▸ EXERCISE TASK:
Word for word, copy all the data and drop the pictures.

▸ MATERIAL TO PROCESS:
----
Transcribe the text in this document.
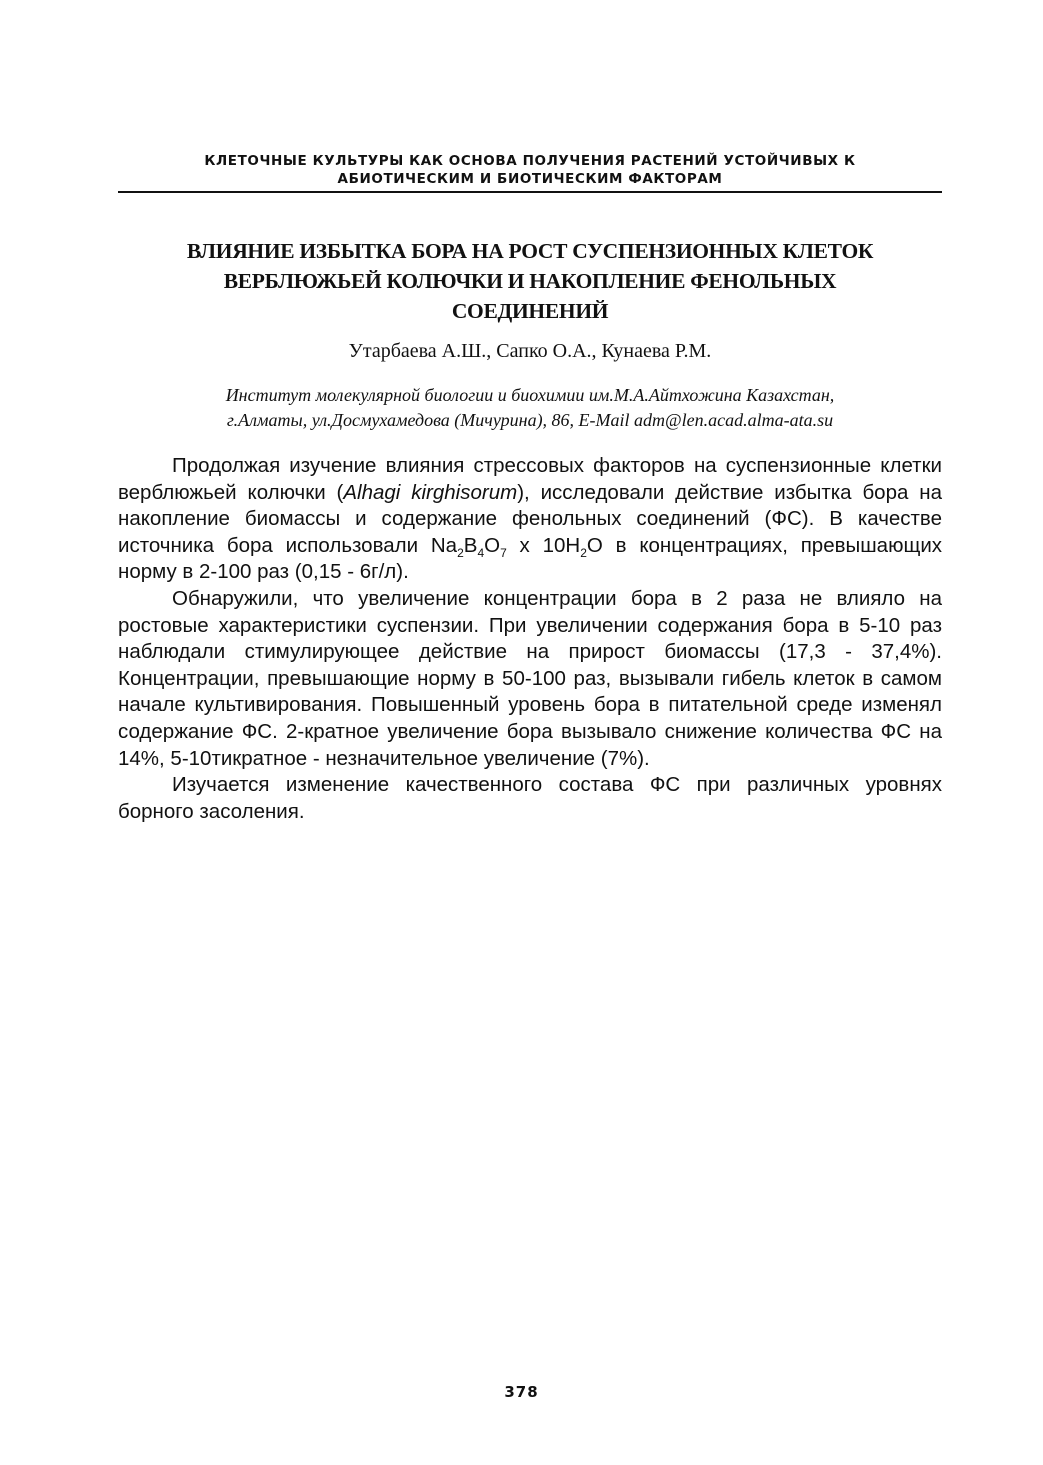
КЛЕТОЧНЫЕ КУЛЬТУРЫ КАК ОСНОВА ПОЛУЧЕНИЯ РАСТЕНИЙ УСТОЙЧИВЫХ К
АБИОТИЧЕСКИМ И БИОТИЧЕСКИМ ФАКТОРАМ
ВЛИЯНИЕ ИЗБЫТКА БОРА НА РОСТ СУСПЕНЗИОННЫХ КЛЕТОК
ВЕРБЛЮЖЬЕЙ КОЛЮЧКИ И НАКОПЛЕНИЕ ФЕНОЛЬНЫХ
СОЕДИНЕНИЙ
Утарбаева А.Ш., Сапко О.А., Кунаева Р.М.
Институт молекулярной биологии и биохимии им.М.А.Айтхожина Казахстан,
г.Алматы, ул.Досмухамедова (Мичурина), 86, E-Mail adm@len.acad.alma-ata.su

Продолжая изучение влияния стрессовых факторов на суспензионные клетки верблюжьей колючки (Alhagi kirghisorum), исследовали действие избытка бора на накопление биомассы и содержание фенольных соединений (ФС). В качестве источника бора использовали $Na_2B_4O_7$ x $10H_2O$ в концентрациях, превышающих норму в 2-100 раз (0,15 - 6г/л).

Обнаружили, что увеличение концентрации бора в 2 раза не влияло на ростовые характеристики суспензии. При увеличении содержания бора в 5-10 раз наблюдали стимулирующее действие на прирост биомассы (17,3 - 37,4%). Концентрации, превышающие норму в 50-100 раз, вызывали гибель клеток в самом начале культивирования. Повышенный уровень бора в питательной среде изменял содержание ФС. 2-кратное увеличение бора вызывало снижение количества ФС на 14%, 5-10тикратное - незначительное увеличение (7%).

Изучается изменение качественного состава ФС при различных уровнях борного засоления.

378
----
▸ RESPONSE TO THE EXERCISE:
Transcribe the text in this document.
КЛЕТОЧНЫЕ КУЛЬТУРЫ КАК ОСНОВА ПОЛУЧЕНИЯ РАСТЕНИЙ УСТОЙЧИВЫХ К
АБИОТИЧЕСКИМ И БИОТИЧЕСКИМ ФАКТОРАМ
ВЛИЯНИЕ ИЗБЫТКА БОРА НА РОСТ СУСПЕНЗИОННЫХ КЛЕТОК
ВЕРБЛЮЖЬЕЙ КОЛЮЧКИ И НАКОПЛЕНИЕ ФЕНОЛЬНЫХ
СОЕДИНЕНИЙ
Утарбаева А.Ш., Сапко О.А., Кунаева Р.М.
Институт молекулярной биологии и биохимии им.М.А.Айтхожина Казахстан,
г.Алматы, ул.Досмухамедова (Мичурина), 86, E-Mail adm@len.acad.alma-ata.su

Продолжая изучение влияния стрессовых факторов на суспензионные клетки верблюжьей колючки (Alhagi kirghisorum), исследовали действие избытка бора на накопление биомассы и содержание фенольных соединений (ФС). В качестве источника бора использовали $Na_2B_4O_7$ x $10H_2O$ в концентрациях, превышающих норму в 2-100 раз (0,15 - 6г/л).

Обнаружили, что увеличение концентрации бора в 2 раза не влияло на ростовые характеристики суспензии. При увеличении содержания бора в 5-10 раз наблюдали стимулирующее действие на прирост биомассы (17,3 - 37,4%). Концентрации, превышающие норму в 50-100 раз, вызывали гибель клеток в самом начале культивирования. Повышенный уровень бора в питательной среде изменял содержание ФС. 2-кратное увеличение бора вызывало снижение количества ФС на 14%, 5-10тикратное - незначительное увеличение (7%).

Изучается изменение качественного состава ФС при различных уровнях борного засоления.

378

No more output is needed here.